• DATA LINES:
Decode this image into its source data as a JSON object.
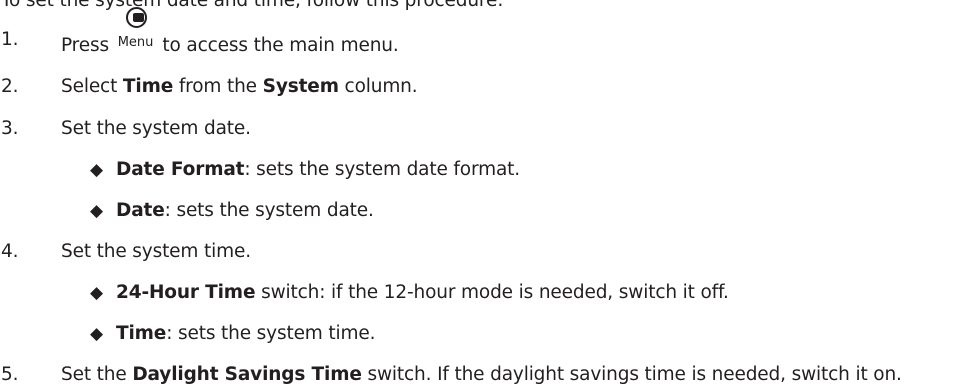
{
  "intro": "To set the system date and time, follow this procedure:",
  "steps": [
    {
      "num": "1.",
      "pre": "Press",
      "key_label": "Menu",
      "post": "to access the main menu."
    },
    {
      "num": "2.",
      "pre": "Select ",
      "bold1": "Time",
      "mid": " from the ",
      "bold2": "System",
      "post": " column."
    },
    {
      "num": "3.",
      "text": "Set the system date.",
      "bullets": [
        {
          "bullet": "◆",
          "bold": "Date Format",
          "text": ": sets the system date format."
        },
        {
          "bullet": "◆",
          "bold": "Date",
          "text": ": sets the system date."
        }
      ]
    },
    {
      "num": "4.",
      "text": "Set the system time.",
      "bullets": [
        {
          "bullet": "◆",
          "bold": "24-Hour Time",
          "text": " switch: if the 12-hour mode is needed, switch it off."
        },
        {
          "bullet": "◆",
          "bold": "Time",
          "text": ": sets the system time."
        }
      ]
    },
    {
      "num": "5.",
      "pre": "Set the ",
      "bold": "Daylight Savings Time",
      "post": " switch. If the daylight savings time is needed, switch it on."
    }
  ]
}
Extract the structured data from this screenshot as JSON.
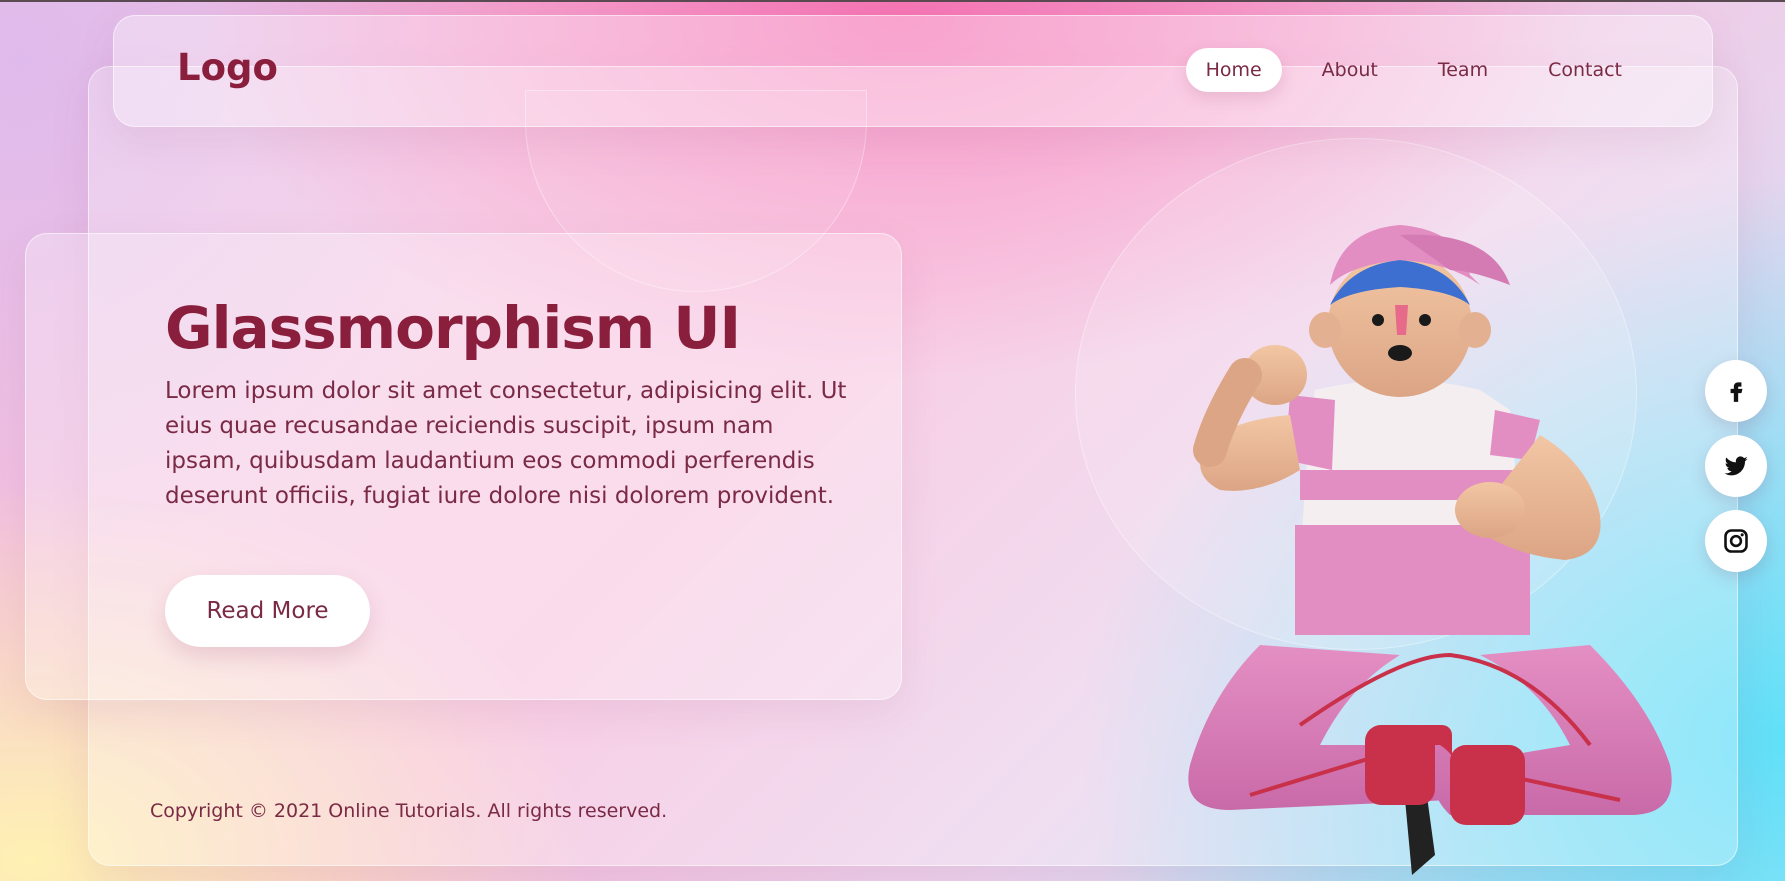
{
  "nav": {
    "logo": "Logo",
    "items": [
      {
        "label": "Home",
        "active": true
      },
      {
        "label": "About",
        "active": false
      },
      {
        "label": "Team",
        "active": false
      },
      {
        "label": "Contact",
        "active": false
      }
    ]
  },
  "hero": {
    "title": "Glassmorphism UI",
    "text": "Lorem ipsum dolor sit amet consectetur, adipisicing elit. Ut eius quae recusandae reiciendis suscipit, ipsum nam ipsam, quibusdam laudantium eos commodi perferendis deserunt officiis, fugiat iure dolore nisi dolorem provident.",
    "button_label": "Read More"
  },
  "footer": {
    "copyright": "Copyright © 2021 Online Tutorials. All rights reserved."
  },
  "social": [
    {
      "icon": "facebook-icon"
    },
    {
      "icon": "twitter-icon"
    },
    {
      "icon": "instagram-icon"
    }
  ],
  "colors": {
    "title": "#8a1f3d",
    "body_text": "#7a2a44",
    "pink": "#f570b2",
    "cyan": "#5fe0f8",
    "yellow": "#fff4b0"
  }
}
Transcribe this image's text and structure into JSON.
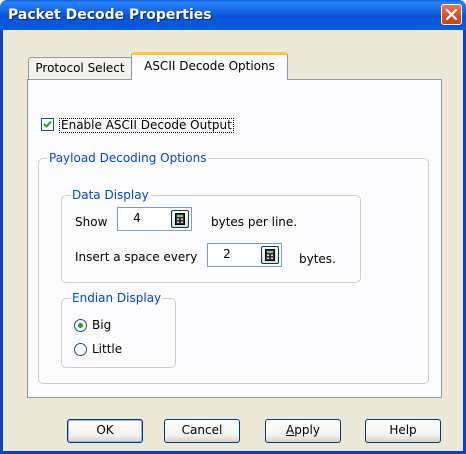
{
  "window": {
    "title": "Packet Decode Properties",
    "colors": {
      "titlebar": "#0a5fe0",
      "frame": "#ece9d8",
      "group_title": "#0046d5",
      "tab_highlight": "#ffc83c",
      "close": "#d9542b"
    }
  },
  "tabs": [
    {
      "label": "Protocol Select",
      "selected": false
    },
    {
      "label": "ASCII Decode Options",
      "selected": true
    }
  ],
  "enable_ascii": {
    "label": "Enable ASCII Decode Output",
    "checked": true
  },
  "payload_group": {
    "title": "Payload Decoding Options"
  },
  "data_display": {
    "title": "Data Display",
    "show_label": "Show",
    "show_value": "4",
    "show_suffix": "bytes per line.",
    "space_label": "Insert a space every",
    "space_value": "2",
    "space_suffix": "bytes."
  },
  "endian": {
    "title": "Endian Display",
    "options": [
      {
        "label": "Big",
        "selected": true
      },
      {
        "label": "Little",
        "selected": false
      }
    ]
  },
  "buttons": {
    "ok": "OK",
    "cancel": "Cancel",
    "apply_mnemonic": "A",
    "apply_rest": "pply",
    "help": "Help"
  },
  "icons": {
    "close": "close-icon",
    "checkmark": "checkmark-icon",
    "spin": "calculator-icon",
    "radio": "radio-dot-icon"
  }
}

• REQUIREMENTS: Set down every record once more, word for word, without pictures.

• RESULT FOR THIS EXERCISE:
Decode this image into its source data as a JSON object.
{
  "intro": "To set the system date and time, follow this procedure:",
  "steps": [
    {
      "num": "1.",
      "pre": "Press",
      "key_label": "Menu",
      "post": "to access the main menu."
    },
    {
      "num": "2.",
      "pre": "Select ",
      "bold1": "Time",
      "mid": " from the ",
      "bold2": "System",
      "post": " column."
    },
    {
      "num": "3.",
      "text": "Set the system date.",
      "bullets": [
        {
          "bullet": "◆",
          "bold": "Date Format",
          "text": ": sets the system date format."
        },
        {
          "bullet": "◆",
          "bold": "Date",
          "text": ": sets the system date."
        }
      ]
    },
    {
      "num": "4.",
      "text": "Set the system time.",
      "bullets": [
        {
          "bullet": "◆",
          "bold": "24-Hour Time",
          "text": " switch: if the 12-hour mode is needed, switch it off."
        },
        {
          "bullet": "◆",
          "bold": "Time",
          "text": ": sets the system time."
        }
      ]
    },
    {
      "num": "5.",
      "pre": "Set the ",
      "bold": "Daylight Savings Time",
      "post": " switch. If the daylight savings time is needed, switch it on."
    }
  ]
}
Extract the structured data from this screenshot as JSON.
{
  "nav": {
    "logo": "Logo",
    "items": [
      {
        "label": "Home",
        "active": true
      },
      {
        "label": "About",
        "active": false
      },
      {
        "label": "Team",
        "active": false
      },
      {
        "label": "Contact",
        "active": false
      }
    ]
  },
  "hero": {
    "title": "Glassmorphism UI",
    "text": "Lorem ipsum dolor sit amet consectetur, adipisicing elit. Ut eius quae recusandae reiciendis suscipit, ipsum nam ipsam, quibusdam laudantium eos commodi perferendis deserunt officiis, fugiat iure dolore nisi dolorem provident.",
    "button_label": "Read More"
  },
  "footer": {
    "copyright": "Copyright © 2021 Online Tutorials. All rights reserved."
  },
  "social": [
    {
      "icon": "facebook-icon"
    },
    {
      "icon": "twitter-icon"
    },
    {
      "icon": "instagram-icon"
    }
  ],
  "colors": {
    "title": "#8a1f3d",
    "body_text": "#7a2a44",
    "pink": "#f570b2",
    "cyan": "#5fe0f8",
    "yellow": "#fff4b0"
  }
}
Transcribe this image's text and structure into JSON.
{
  "window": {
    "title": "Packet Decode Properties",
    "colors": {
      "titlebar": "#0a5fe0",
      "frame": "#ece9d8",
      "group_title": "#0046d5",
      "tab_highlight": "#ffc83c",
      "close": "#d9542b"
    }
  },
  "tabs": [
    {
      "label": "Protocol Select",
      "selected": false
    },
    {
      "label": "ASCII Decode Options",
      "selected": true
    }
  ],
  "enable_ascii": {
    "label": "Enable ASCII Decode Output",
    "checked": true
  },
  "payload_group": {
    "title": "Payload Decoding Options"
  },
  "data_display": {
    "title": "Data Display",
    "show_label": "Show",
    "show_value": "4",
    "show_suffix": "bytes per line.",
    "space_label": "Insert a space every",
    "space_value": "2",
    "space_suffix": "bytes."
  },
  "endian": {
    "title": "Endian Display",
    "options": [
      {
        "label": "Big",
        "selected": true
      },
      {
        "label": "Little",
        "selected": false
      }
    ]
  },
  "buttons": {
    "ok": "OK",
    "cancel": "Cancel",
    "apply_mnemonic": "A",
    "apply_rest": "pply",
    "help": "Help"
  },
  "icons": {
    "close": "close-icon",
    "checkmark": "checkmark-icon",
    "spin": "calculator-icon",
    "radio": "radio-dot-icon"
  }
}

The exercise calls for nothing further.